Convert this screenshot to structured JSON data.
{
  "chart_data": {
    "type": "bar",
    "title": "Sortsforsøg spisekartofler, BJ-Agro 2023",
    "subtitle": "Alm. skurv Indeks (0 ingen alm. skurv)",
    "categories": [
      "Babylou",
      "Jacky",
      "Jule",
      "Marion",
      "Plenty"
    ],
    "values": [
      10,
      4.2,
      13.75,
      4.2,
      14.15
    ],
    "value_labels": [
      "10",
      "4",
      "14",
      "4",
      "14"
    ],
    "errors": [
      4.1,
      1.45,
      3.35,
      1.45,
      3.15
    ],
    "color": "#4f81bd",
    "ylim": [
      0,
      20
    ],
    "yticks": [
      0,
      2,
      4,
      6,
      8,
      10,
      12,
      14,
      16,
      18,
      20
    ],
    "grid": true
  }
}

_ _ _ _

- **WHAT IS ASKED**: Each line must be given again exactly as written above.

- **THE RESULT**:
Convert this screenshot to structured JSON data.
{
  "chart_data": {
    "type": "bar",
    "title": "Sortsforsøg spisekartofler, BJ-Agro 2023",
    "subtitle": "Alm. skurv Indeks (0 ingen alm. skurv)",
    "categories": [
      "Babylou",
      "Jacky",
      "Jule",
      "Marion",
      "Plenty"
    ],
    "values": [
      10,
      4.2,
      13.75,
      4.2,
      14.15
    ],
    "value_labels": [
      "10",
      "4",
      "14",
      "4",
      "14"
    ],
    "errors": [
      4.1,
      1.45,
      3.35,
      1.45,
      3.15
    ],
    "color": "#4f81bd",
    "ylim": [
      0,
      20
    ],
    "yticks": [
      0,
      2,
      4,
      6,
      8,
      10,
      12,
      14,
      16,
      18,
      20
    ],
    "grid": true
  }
}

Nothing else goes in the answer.